## BEGIN

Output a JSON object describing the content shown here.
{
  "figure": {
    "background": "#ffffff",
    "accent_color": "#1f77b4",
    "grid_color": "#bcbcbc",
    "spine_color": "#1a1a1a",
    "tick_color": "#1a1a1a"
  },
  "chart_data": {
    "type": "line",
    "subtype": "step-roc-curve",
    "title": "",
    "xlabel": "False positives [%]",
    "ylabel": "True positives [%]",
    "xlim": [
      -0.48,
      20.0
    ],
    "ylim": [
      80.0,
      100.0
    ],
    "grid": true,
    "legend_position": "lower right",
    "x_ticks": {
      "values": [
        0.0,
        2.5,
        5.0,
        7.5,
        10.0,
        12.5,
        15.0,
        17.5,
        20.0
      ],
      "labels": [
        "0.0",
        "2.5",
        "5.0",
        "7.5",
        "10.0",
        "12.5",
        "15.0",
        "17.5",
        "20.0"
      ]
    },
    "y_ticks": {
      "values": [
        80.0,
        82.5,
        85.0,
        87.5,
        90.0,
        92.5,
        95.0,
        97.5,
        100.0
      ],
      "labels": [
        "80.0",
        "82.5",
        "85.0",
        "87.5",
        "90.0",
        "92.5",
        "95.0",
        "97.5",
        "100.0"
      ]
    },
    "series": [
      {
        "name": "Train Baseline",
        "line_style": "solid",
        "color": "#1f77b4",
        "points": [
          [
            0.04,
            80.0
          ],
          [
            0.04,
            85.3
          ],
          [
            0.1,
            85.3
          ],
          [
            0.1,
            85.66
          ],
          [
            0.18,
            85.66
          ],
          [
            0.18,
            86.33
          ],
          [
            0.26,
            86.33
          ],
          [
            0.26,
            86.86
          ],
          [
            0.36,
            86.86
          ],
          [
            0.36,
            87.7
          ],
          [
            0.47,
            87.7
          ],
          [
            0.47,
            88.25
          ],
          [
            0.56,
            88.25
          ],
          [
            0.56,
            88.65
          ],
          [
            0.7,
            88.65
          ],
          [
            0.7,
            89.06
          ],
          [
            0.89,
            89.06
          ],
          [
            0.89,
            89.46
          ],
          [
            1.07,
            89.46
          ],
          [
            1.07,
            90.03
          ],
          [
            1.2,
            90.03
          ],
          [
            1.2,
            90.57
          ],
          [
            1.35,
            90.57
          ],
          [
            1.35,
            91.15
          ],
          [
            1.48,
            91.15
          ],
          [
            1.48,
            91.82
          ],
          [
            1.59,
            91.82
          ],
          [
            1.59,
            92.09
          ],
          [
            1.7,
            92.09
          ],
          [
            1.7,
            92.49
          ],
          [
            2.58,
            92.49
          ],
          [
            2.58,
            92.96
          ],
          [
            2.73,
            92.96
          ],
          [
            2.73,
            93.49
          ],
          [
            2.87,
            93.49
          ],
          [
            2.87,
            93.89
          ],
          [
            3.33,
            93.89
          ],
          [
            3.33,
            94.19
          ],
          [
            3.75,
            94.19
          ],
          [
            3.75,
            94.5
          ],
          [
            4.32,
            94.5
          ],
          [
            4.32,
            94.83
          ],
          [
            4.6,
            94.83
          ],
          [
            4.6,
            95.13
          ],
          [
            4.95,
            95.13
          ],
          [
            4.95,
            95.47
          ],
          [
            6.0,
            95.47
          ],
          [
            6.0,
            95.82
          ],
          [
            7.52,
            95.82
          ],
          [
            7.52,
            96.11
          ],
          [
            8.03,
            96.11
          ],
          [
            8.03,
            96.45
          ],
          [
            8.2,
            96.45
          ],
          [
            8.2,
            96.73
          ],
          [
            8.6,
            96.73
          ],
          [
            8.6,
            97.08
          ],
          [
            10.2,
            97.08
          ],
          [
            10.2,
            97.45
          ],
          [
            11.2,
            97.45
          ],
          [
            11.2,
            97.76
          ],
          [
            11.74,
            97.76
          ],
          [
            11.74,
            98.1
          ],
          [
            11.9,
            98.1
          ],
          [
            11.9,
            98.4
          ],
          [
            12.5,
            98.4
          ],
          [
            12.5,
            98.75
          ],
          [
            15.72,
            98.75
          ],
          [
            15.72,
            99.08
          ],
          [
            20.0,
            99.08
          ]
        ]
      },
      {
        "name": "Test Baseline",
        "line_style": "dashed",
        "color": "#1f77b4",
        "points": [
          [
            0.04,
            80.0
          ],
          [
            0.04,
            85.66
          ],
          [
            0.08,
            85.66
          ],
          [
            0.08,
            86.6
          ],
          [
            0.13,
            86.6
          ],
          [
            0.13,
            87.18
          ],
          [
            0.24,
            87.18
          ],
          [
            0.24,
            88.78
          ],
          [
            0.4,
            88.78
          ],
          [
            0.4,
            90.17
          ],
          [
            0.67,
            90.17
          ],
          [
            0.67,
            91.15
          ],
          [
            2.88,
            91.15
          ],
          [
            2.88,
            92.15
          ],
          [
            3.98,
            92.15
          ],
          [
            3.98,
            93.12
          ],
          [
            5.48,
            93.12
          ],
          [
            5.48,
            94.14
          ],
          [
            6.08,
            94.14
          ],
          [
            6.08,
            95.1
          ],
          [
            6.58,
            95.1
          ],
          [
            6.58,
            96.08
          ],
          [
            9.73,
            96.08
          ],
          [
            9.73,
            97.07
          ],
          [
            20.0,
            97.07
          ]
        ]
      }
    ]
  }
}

## END

Track down every line holding the string "positives" and copy it.

    "xlabel": "False positives [%]",
    "ylabel": "True positives [%]",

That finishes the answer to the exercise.